◆ **EXERCISE DETAILS**: Any picture among the records should be left out, please; retype the rest exactly.

◆ **DATA TO PROCESS**:
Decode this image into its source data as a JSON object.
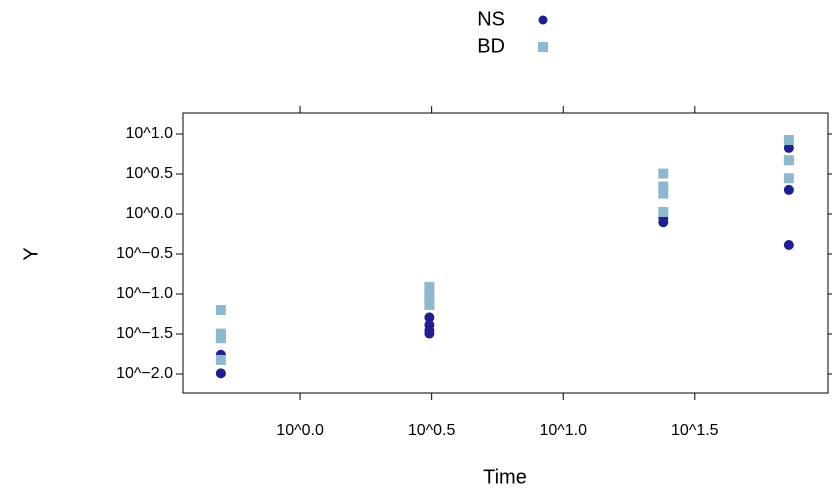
{
  "chart_data": {
    "type": "scatter",
    "xlabel": "Time",
    "ylabel": "Y",
    "xlog": true,
    "ylog": true,
    "xlim": [
      0.359,
      101.4
    ],
    "ylim": [
      0.00579,
      18.3
    ],
    "xticks": [
      {
        "value": 1,
        "label": "10^0.0"
      },
      {
        "value": 3.162,
        "label": "10^0.5"
      },
      {
        "value": 10,
        "label": "10^1.0"
      },
      {
        "value": 31.62,
        "label": "10^1.5"
      }
    ],
    "yticks": [
      {
        "value": 10,
        "label": "10^1.0"
      },
      {
        "value": 3.162,
        "label": "10^0.5"
      },
      {
        "value": 1,
        "label": "10^0.0"
      },
      {
        "value": 0.3162,
        "label": "10^−0.5"
      },
      {
        "value": 0.1,
        "label": "10^−1.0"
      },
      {
        "value": 0.03162,
        "label": "10^−1.5"
      },
      {
        "value": 0.01,
        "label": "10^−2.0"
      }
    ],
    "legend_position": "top",
    "series": [
      {
        "name": "NS",
        "color": "#1f1f8f",
        "marker": "circle",
        "x": [
          0.5,
          0.5,
          3.1,
          3.1,
          3.1,
          3.1,
          24,
          24,
          72,
          72,
          72,
          72
        ],
        "values": [
          0.0174,
          0.0102,
          0.051,
          0.041,
          0.035,
          0.032,
          0.79,
          0.89,
          6.7,
          4.7,
          2.0,
          0.41
        ]
      },
      {
        "name": "BD",
        "color": "#8fb8cf",
        "marker": "square",
        "x": [
          0.5,
          0.5,
          0.5,
          0.5,
          3.1,
          3.1,
          3.1,
          3.1,
          24,
          24,
          24,
          24,
          72,
          72,
          72
        ],
        "values": [
          0.063,
          0.032,
          0.028,
          0.015,
          0.123,
          0.1,
          0.087,
          0.073,
          3.2,
          2.2,
          1.8,
          1.06,
          8.4,
          4.7,
          2.8
        ]
      }
    ]
  }
}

◆ **EXPECTED ANSWER**:
Decode this image into its source data as a JSON object.
{
  "chart_data": {
    "type": "scatter",
    "xlabel": "Time",
    "ylabel": "Y",
    "xlog": true,
    "ylog": true,
    "xlim": [
      0.359,
      101.4
    ],
    "ylim": [
      0.00579,
      18.3
    ],
    "xticks": [
      {
        "value": 1,
        "label": "10^0.0"
      },
      {
        "value": 3.162,
        "label": "10^0.5"
      },
      {
        "value": 10,
        "label": "10^1.0"
      },
      {
        "value": 31.62,
        "label": "10^1.5"
      }
    ],
    "yticks": [
      {
        "value": 10,
        "label": "10^1.0"
      },
      {
        "value": 3.162,
        "label": "10^0.5"
      },
      {
        "value": 1,
        "label": "10^0.0"
      },
      {
        "value": 0.3162,
        "label": "10^−0.5"
      },
      {
        "value": 0.1,
        "label": "10^−1.0"
      },
      {
        "value": 0.03162,
        "label": "10^−1.5"
      },
      {
        "value": 0.01,
        "label": "10^−2.0"
      }
    ],
    "legend_position": "top",
    "series": [
      {
        "name": "NS",
        "color": "#1f1f8f",
        "marker": "circle",
        "x": [
          0.5,
          0.5,
          3.1,
          3.1,
          3.1,
          3.1,
          24,
          24,
          72,
          72,
          72,
          72
        ],
        "values": [
          0.0174,
          0.0102,
          0.051,
          0.041,
          0.035,
          0.032,
          0.79,
          0.89,
          6.7,
          4.7,
          2.0,
          0.41
        ]
      },
      {
        "name": "BD",
        "color": "#8fb8cf",
        "marker": "square",
        "x": [
          0.5,
          0.5,
          0.5,
          0.5,
          3.1,
          3.1,
          3.1,
          3.1,
          24,
          24,
          24,
          24,
          72,
          72,
          72
        ],
        "values": [
          0.063,
          0.032,
          0.028,
          0.015,
          0.123,
          0.1,
          0.087,
          0.073,
          3.2,
          2.2,
          1.8,
          1.06,
          8.4,
          4.7,
          2.8
        ]
      }
    ]
  }
}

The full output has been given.